-- Start of SOURCE --

We plan to deliver approximately five percent production growth
relative to full year 2017, adjusted for 2017 A&D activity.
This will be accomplished by continuing our second half 2017
momentum, drilling producing wells through the first quarter of
2018. Our 2018 program is approximately 60 percent weighted to
first half of 2018 and we maintain the operational flexibility to
accelerate spending based on the commodity price outlook within the
year. Furthermore, our hedge position provides certainty to our
cash flow outlook whereby our capital program can withstand more
than a 10 percent decline in Canadian dollar realized oil and gas
pricing relative to current strip prices before exceeding our Funds
Flow from Operations.
Our 2018 capital investment of $135
million includes $86 million
associated with development and existing wellbore optimization,
$25 million of infrastructure
and corporate capital, $10
million of decommissioning expenditures and $14 million of capital associated with meeting
the AER Directive 84 requirements for Hydrocarbon Emission Controls
and Gas Conservation in the Peace
River area. We are on track to meet the AER requirements and
the Company will gather, process, and sell natural gas from its
Peace River operations beginning
in September 2018. We do not expect a
material cash flow stream from natural gas in this area.
Our 2018 plans have an increased focus on shorter cycle
opportunities within our portfolio. Our development capital program
is approximately 50 percent weighted to the Cardium, employing a
quicker payout program that balances primary drilling with targeted
low capital integrated waterflood opportunities. The remainder of
our development capital program has allocations of 10-15 percent
each between our Deep Basin, Alberta Viking and Peace River Assets,
and an additional 15 percent to capital efficient volume
optimization of existing wellbores throughout our key development
areas. The projected capital efficiency of our 2018 Development
capital is approximately $15,000 per
boe per day, based on the 12 month forward production associated
with each project.

-- End of SOURCE --

== EXERCISE 1 ==
Reproduce the stretch of the 2018 outlook text from "Our 2018 plans" through "with each project.".
== EXERCISE 2 ==
According to the 2018 outlook text, how much of the 2018 capital investment goes to decommissioning expenditures?
== EXERCISE 3 ==
Extend the 2018 outlook text past its final sentence.

-- Start of ENTRIES SUPPLIED --

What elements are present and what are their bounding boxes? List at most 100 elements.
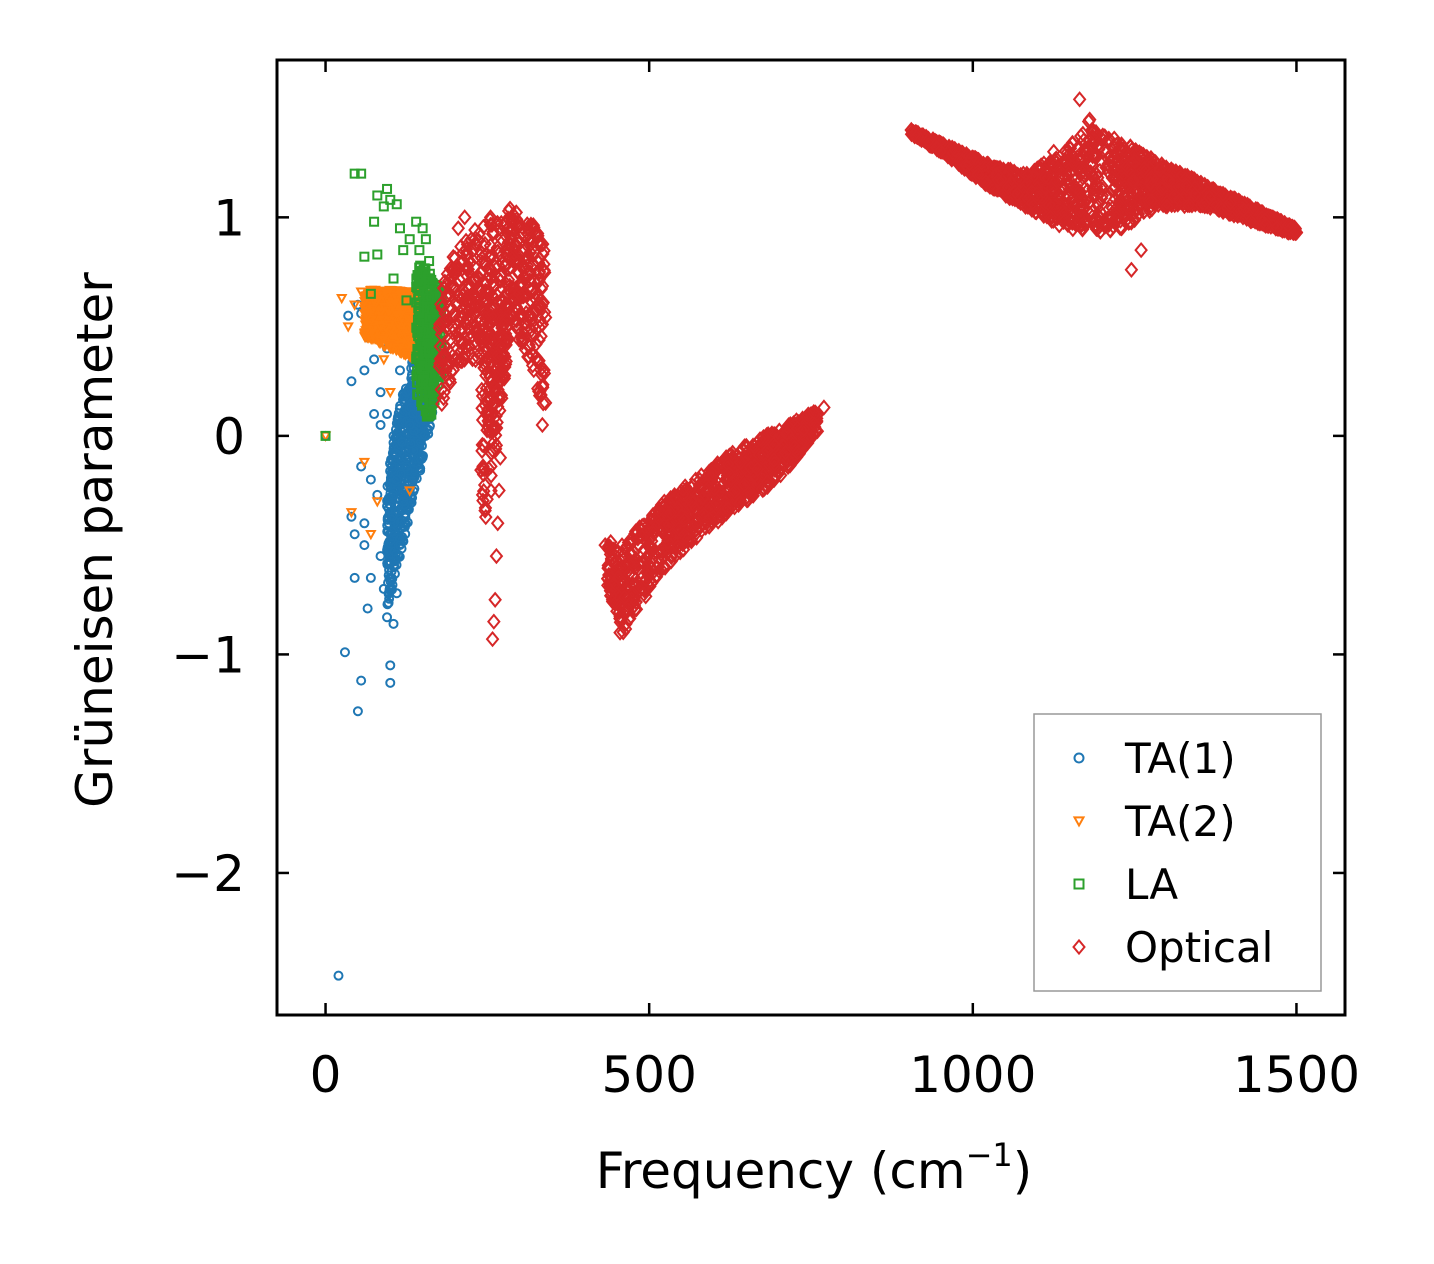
data-point xyxy=(386,461,397,472)
data-point xyxy=(400,289,413,300)
data-point xyxy=(486,223,501,241)
data-point xyxy=(378,201,389,212)
data-point xyxy=(394,311,406,322)
data-point xyxy=(352,706,363,717)
data-point xyxy=(510,320,525,338)
data-point xyxy=(417,450,428,461)
data-point xyxy=(516,220,530,237)
data-point xyxy=(530,234,545,251)
data-point xyxy=(369,409,380,420)
data-point xyxy=(390,448,401,459)
data-point xyxy=(478,397,493,414)
data-point xyxy=(492,402,507,419)
data-point xyxy=(537,256,551,273)
data-point xyxy=(401,462,412,473)
data-point xyxy=(427,304,438,315)
data-point xyxy=(413,318,424,329)
data-point xyxy=(434,296,448,313)
data-point xyxy=(456,244,470,262)
data-point xyxy=(355,287,367,298)
data-point xyxy=(416,396,427,407)
data-point xyxy=(401,295,412,306)
data-point xyxy=(401,316,414,327)
data-point xyxy=(333,970,344,981)
data-point xyxy=(491,347,505,364)
data-point xyxy=(382,183,393,194)
data-point xyxy=(382,481,393,492)
data-point xyxy=(417,374,428,385)
data-point xyxy=(512,307,527,325)
data-point xyxy=(434,395,449,413)
data-point xyxy=(381,289,393,300)
data-point xyxy=(435,315,449,332)
data-point xyxy=(502,223,516,240)
data-point xyxy=(499,333,513,350)
data-point xyxy=(402,333,414,344)
data-point xyxy=(517,308,531,325)
data-point xyxy=(346,376,357,387)
data-point xyxy=(411,216,422,227)
data-point xyxy=(359,251,370,262)
data-point xyxy=(483,406,498,423)
data-point xyxy=(391,474,402,485)
data-point xyxy=(486,418,501,435)
data-point xyxy=(533,312,547,329)
data-point xyxy=(460,309,474,327)
data-point xyxy=(384,564,395,575)
data-point xyxy=(422,336,433,347)
data-point xyxy=(349,168,360,179)
data-point xyxy=(345,508,358,519)
data-point xyxy=(361,311,374,322)
data-point xyxy=(488,334,503,351)
data-point xyxy=(415,463,426,474)
data-point xyxy=(343,310,354,321)
data-point xyxy=(382,599,393,610)
data-point xyxy=(439,367,454,384)
data-point xyxy=(336,294,348,305)
data-point xyxy=(520,219,535,236)
data-point xyxy=(356,675,367,686)
data-point xyxy=(446,319,461,336)
data-point xyxy=(423,345,434,356)
data-point xyxy=(424,314,435,325)
data-point xyxy=(502,277,517,294)
data-point xyxy=(375,387,386,398)
data-point xyxy=(382,409,393,420)
data-point xyxy=(532,319,546,336)
data-point xyxy=(391,293,403,305)
data-point xyxy=(342,322,354,333)
data-point xyxy=(390,549,401,560)
data-point xyxy=(395,340,407,352)
data-point xyxy=(359,540,370,551)
data-point xyxy=(443,260,458,277)
data-point xyxy=(536,376,550,393)
data-point xyxy=(497,367,512,384)
data-point xyxy=(398,474,409,485)
data-point xyxy=(473,312,488,330)
data-point xyxy=(348,300,361,311)
data-point xyxy=(369,216,380,227)
data-point xyxy=(418,398,429,409)
data-point xyxy=(383,570,394,581)
data-point xyxy=(462,337,476,355)
data-point xyxy=(389,517,400,528)
data-point xyxy=(460,267,475,285)
data-point xyxy=(475,436,490,454)
data-point xyxy=(386,336,399,347)
data-point xyxy=(372,249,383,260)
data-point xyxy=(358,297,371,308)
data-point xyxy=(339,647,350,658)
data-point xyxy=(534,280,549,298)
data-point xyxy=(486,278,500,295)
data-point xyxy=(385,660,396,671)
data-point xyxy=(422,285,433,296)
data-point xyxy=(442,344,457,361)
data-point xyxy=(374,336,387,347)
data-point xyxy=(501,210,515,227)
data-point xyxy=(395,517,406,528)
data-point xyxy=(485,441,500,459)
data-point xyxy=(396,437,407,448)
data-point xyxy=(419,368,430,379)
data-point xyxy=(412,349,423,360)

-- End of ENTRIES SUPPLIED --

== ANSWER 1 ==
Our 2018 plans have an increased focus on shorter cycle
opportunities within our portfolio. Our development capital program
is approximately 50 percent weighted to the Cardium, employing a
quicker payout program that balances primary drilling with targeted
low capital integrated waterflood opportunities. The remainder of
our development capital program has allocations of 10-15 percent
each between our Deep Basin, Alberta Viking and Peace River Assets,
and an additional 15 percent to capital efficient volume
optimization of existing wellbores throughout our key development
areas. The projected capital efficiency of our 2018 Development
capital is approximately $15,000 per
boe per day, based on the 12 month forward production associated
with each project.

== ANSWER 2 ==
$10 million

== ANSWER 3 ==
Cardium Development
We plan to spend approximately $44
million to develop our high netback, low decline Cardium
asset, drilling eight horizontal producers (gross operated wells)
amongst our Pembina and Willesden Green assets. Continuing our
approach from the last several years, we place our horizontal wells
in the bioturbated rock just below the upper good quality reservoir
to ensure we access both reserves in the cleaner intervals, as well
as tapping into undrained reservoir in the lower bioturbated
interval. Six of our horizontal wells are in Pembina and two are in
Willesden Green.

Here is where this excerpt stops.